_Stated task_:
Copy out the entries exactly, from the first line to the last.

_Task data_:
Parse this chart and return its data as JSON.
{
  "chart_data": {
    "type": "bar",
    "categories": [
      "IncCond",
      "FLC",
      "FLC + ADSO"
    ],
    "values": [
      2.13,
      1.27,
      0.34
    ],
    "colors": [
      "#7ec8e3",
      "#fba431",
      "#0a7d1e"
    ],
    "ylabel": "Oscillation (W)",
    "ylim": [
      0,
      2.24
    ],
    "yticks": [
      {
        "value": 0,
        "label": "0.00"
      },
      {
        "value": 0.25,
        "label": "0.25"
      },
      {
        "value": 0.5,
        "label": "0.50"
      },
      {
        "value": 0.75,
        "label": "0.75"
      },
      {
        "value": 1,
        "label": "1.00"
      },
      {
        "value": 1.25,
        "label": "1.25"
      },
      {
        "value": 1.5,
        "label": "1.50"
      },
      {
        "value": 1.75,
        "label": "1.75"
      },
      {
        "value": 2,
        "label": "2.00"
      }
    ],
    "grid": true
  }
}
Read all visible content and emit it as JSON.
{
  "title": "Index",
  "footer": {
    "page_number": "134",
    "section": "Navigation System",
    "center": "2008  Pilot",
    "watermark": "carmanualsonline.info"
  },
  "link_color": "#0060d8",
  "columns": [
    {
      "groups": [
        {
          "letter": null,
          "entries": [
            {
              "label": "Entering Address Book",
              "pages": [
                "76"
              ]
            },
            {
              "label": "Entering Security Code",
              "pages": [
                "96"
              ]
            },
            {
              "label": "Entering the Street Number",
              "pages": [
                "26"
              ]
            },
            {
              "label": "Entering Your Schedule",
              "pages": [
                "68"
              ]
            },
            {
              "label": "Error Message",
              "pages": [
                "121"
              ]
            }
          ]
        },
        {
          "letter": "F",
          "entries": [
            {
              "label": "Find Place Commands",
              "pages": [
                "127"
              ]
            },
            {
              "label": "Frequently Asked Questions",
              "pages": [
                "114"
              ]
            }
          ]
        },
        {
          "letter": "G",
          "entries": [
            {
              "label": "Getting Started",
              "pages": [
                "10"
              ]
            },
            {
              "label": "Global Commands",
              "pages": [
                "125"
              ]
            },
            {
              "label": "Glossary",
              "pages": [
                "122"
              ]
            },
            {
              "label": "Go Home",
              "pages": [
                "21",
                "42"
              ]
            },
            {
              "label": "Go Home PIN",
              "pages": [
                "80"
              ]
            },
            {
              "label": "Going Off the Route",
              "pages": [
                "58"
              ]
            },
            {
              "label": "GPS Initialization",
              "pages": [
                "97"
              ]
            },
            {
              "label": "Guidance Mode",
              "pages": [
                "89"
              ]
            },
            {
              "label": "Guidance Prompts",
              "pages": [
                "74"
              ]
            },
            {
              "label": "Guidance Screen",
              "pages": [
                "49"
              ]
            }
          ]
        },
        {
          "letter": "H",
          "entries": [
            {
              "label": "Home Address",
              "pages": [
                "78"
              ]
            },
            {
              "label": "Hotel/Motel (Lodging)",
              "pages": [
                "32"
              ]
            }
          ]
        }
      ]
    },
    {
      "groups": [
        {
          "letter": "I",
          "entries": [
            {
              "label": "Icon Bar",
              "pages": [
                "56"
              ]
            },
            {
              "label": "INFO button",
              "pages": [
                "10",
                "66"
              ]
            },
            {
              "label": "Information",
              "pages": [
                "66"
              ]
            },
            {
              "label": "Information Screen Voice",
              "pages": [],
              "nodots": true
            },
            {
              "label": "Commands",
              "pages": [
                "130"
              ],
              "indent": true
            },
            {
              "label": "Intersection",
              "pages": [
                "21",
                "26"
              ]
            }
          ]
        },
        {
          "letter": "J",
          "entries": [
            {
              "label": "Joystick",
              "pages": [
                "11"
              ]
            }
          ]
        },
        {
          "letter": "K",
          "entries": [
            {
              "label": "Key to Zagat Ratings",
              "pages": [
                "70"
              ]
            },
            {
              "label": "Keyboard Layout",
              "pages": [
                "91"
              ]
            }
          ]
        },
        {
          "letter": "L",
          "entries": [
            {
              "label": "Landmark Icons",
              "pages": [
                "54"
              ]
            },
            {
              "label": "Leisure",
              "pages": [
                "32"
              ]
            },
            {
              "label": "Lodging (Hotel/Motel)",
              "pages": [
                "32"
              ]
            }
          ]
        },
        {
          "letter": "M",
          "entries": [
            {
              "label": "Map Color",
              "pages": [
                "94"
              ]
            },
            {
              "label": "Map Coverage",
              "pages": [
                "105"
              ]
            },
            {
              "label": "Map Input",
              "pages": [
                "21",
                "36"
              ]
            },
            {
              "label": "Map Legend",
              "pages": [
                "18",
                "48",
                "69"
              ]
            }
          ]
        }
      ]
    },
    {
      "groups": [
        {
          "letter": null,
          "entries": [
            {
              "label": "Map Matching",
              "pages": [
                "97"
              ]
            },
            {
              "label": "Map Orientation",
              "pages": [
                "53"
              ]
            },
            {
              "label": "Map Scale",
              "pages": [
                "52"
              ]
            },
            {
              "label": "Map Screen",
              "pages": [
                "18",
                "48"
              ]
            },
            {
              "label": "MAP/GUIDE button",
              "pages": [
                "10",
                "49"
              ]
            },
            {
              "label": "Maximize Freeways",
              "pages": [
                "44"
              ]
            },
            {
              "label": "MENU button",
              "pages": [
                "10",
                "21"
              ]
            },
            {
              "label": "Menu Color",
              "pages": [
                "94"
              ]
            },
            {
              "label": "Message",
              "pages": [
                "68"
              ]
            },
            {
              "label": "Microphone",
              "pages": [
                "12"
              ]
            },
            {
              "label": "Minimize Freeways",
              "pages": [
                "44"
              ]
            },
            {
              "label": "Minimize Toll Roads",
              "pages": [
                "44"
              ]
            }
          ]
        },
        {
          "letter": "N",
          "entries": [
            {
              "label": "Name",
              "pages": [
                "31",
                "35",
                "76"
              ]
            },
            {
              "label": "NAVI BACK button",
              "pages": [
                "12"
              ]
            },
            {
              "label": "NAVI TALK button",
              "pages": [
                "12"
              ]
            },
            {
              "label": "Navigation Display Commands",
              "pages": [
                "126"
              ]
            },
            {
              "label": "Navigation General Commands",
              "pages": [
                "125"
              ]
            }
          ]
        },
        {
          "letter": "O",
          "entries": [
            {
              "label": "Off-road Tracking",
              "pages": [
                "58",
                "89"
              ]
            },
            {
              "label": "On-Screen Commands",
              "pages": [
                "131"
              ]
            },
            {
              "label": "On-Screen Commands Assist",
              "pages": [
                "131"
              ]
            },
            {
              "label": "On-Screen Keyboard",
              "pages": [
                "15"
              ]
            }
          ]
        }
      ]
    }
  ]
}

_In response_:
Parse this chart and return its data as JSON.
{
  "chart_data": {
    "type": "bar",
    "categories": [
      "IncCond",
      "FLC",
      "FLC + ADSO"
    ],
    "values": [
      2.13,
      1.27,
      0.34
    ],
    "colors": [
      "#7ec8e3",
      "#fba431",
      "#0a7d1e"
    ],
    "ylabel": "Oscillation (W)",
    "ylim": [
      0,
      2.24
    ],
    "yticks": [
      {
        "value": 0,
        "label": "0.00"
      },
      {
        "value": 0.25,
        "label": "0.25"
      },
      {
        "value": 0.5,
        "label": "0.50"
      },
      {
        "value": 0.75,
        "label": "0.75"
      },
      {
        "value": 1,
        "label": "1.00"
      },
      {
        "value": 1.25,
        "label": "1.25"
      },
      {
        "value": 1.5,
        "label": "1.50"
      },
      {
        "value": 1.75,
        "label": "1.75"
      },
      {
        "value": 2,
        "label": "2.00"
      }
    ],
    "grid": true
  }
}
Read all visible content and emit it as JSON.
{
  "title": "Index",
  "footer": {
    "page_number": "134",
    "section": "Navigation System",
    "center": "2008  Pilot",
    "watermark": "carmanualsonline.info"
  },
  "link_color": "#0060d8",
  "columns": [
    {
      "groups": [
        {
          "letter": null,
          "entries": [
            {
              "label": "Entering Address Book",
              "pages": [
                "76"
              ]
            },
            {
              "label": "Entering Security Code",
              "pages": [
                "96"
              ]
            },
            {
              "label": "Entering the Street Number",
              "pages": [
                "26"
              ]
            },
            {
              "label": "Entering Your Schedule",
              "pages": [
                "68"
              ]
            },
            {
              "label": "Error Message",
              "pages": [
                "121"
              ]
            }
          ]
        },
        {
          "letter": "F",
          "entries": [
            {
              "label": "Find Place Commands",
              "pages": [
                "127"
              ]
            },
            {
              "label": "Frequently Asked Questions",
              "pages": [
                "114"
              ]
            }
          ]
        },
        {
          "letter": "G",
          "entries": [
            {
              "label": "Getting Started",
              "pages": [
                "10"
              ]
            },
            {
              "label": "Global Commands",
              "pages": [
                "125"
              ]
            },
            {
              "label": "Glossary",
              "pages": [
                "122"
              ]
            },
            {
              "label": "Go Home",
              "pages": [
                "21",
                "42"
              ]
            },
            {
              "label": "Go Home PIN",
              "pages": [
                "80"
              ]
            },
            {
              "label": "Going Off the Route",
              "pages": [
                "58"
              ]
            },
            {
              "label": "GPS Initialization",
              "pages": [
                "97"
              ]
            },
            {
              "label": "Guidance Mode",
              "pages": [
                "89"
              ]
            },
            {
              "label": "Guidance Prompts",
              "pages": [
                "74"
              ]
            },
            {
              "label": "Guidance Screen",
              "pages": [
                "49"
              ]
            }
          ]
        },
        {
          "letter": "H",
          "entries": [
            {
              "label": "Home Address",
              "pages": [
                "78"
              ]
            },
            {
              "label": "Hotel/Motel (Lodging)",
              "pages": [
                "32"
              ]
            }
          ]
        }
      ]
    },
    {
      "groups": [
        {
          "letter": "I",
          "entries": [
            {
              "label": "Icon Bar",
              "pages": [
                "56"
              ]
            },
            {
              "label": "INFO button",
              "pages": [
                "10",
                "66"
              ]
            },
            {
              "label": "Information",
              "pages": [
                "66"
              ]
            },
            {
              "label": "Information Screen Voice",
              "pages": [],
              "nodots": true
            },
            {
              "label": "Commands",
              "pages": [
                "130"
              ],
              "indent": true
            },
            {
              "label": "Intersection",
              "pages": [
                "21",
                "26"
              ]
            }
          ]
        },
        {
          "letter": "J",
          "entries": [
            {
              "label": "Joystick",
              "pages": [
                "11"
              ]
            }
          ]
        },
        {
          "letter": "K",
          "entries": [
            {
              "label": "Key to Zagat Ratings",
              "pages": [
                "70"
              ]
            },
            {
              "label": "Keyboard Layout",
              "pages": [
                "91"
              ]
            }
          ]
        },
        {
          "letter": "L",
          "entries": [
            {
              "label": "Landmark Icons",
              "pages": [
                "54"
              ]
            },
            {
              "label": "Leisure",
              "pages": [
                "32"
              ]
            },
            {
              "label": "Lodging (Hotel/Motel)",
              "pages": [
                "32"
              ]
            }
          ]
        },
        {
          "letter": "M",
          "entries": [
            {
              "label": "Map Color",
              "pages": [
                "94"
              ]
            },
            {
              "label": "Map Coverage",
              "pages": [
                "105"
              ]
            },
            {
              "label": "Map Input",
              "pages": [
                "21",
                "36"
              ]
            },
            {
              "label": "Map Legend",
              "pages": [
                "18",
                "48",
                "69"
              ]
            }
          ]
        }
      ]
    },
    {
      "groups": [
        {
          "letter": null,
          "entries": [
            {
              "label": "Map Matching",
              "pages": [
                "97"
              ]
            },
            {
              "label": "Map Orientation",
              "pages": [
                "53"
              ]
            },
            {
              "label": "Map Scale",
              "pages": [
                "52"
              ]
            },
            {
              "label": "Map Screen",
              "pages": [
                "18",
                "48"
              ]
            },
            {
              "label": "MAP/GUIDE button",
              "pages": [
                "10",
                "49"
              ]
            },
            {
              "label": "Maximize Freeways",
              "pages": [
                "44"
              ]
            },
            {
              "label": "MENU button",
              "pages": [
                "10",
                "21"
              ]
            },
            {
              "label": "Menu Color",
              "pages": [
                "94"
              ]
            },
            {
              "label": "Message",
              "pages": [
                "68"
              ]
            },
            {
              "label": "Microphone",
              "pages": [
                "12"
              ]
            },
            {
              "label": "Minimize Freeways",
              "pages": [
                "44"
              ]
            },
            {
              "label": "Minimize Toll Roads",
              "pages": [
                "44"
              ]
            }
          ]
        },
        {
          "letter": "N",
          "entries": [
            {
              "label": "Name",
              "pages": [
                "31",
                "35",
                "76"
              ]
            },
            {
              "label": "NAVI BACK button",
              "pages": [
                "12"
              ]
            },
            {
              "label": "NAVI TALK button",
              "pages": [
                "12"
              ]
            },
            {
              "label": "Navigation Display Commands",
              "pages": [
                "126"
              ]
            },
            {
              "label": "Navigation General Commands",
              "pages": [
                "125"
              ]
            }
          ]
        },
        {
          "letter": "O",
          "entries": [
            {
              "label": "Off-road Tracking",
              "pages": [
                "58",
                "89"
              ]
            },
            {
              "label": "On-Screen Commands",
              "pages": [
                "131"
              ]
            },
            {
              "label": "On-Screen Commands Assist",
              "pages": [
                "131"
              ]
            },
            {
              "label": "On-Screen Keyboard",
              "pages": [
                "15"
              ]
            }
          ]
        }
      ]
    }
  ]
}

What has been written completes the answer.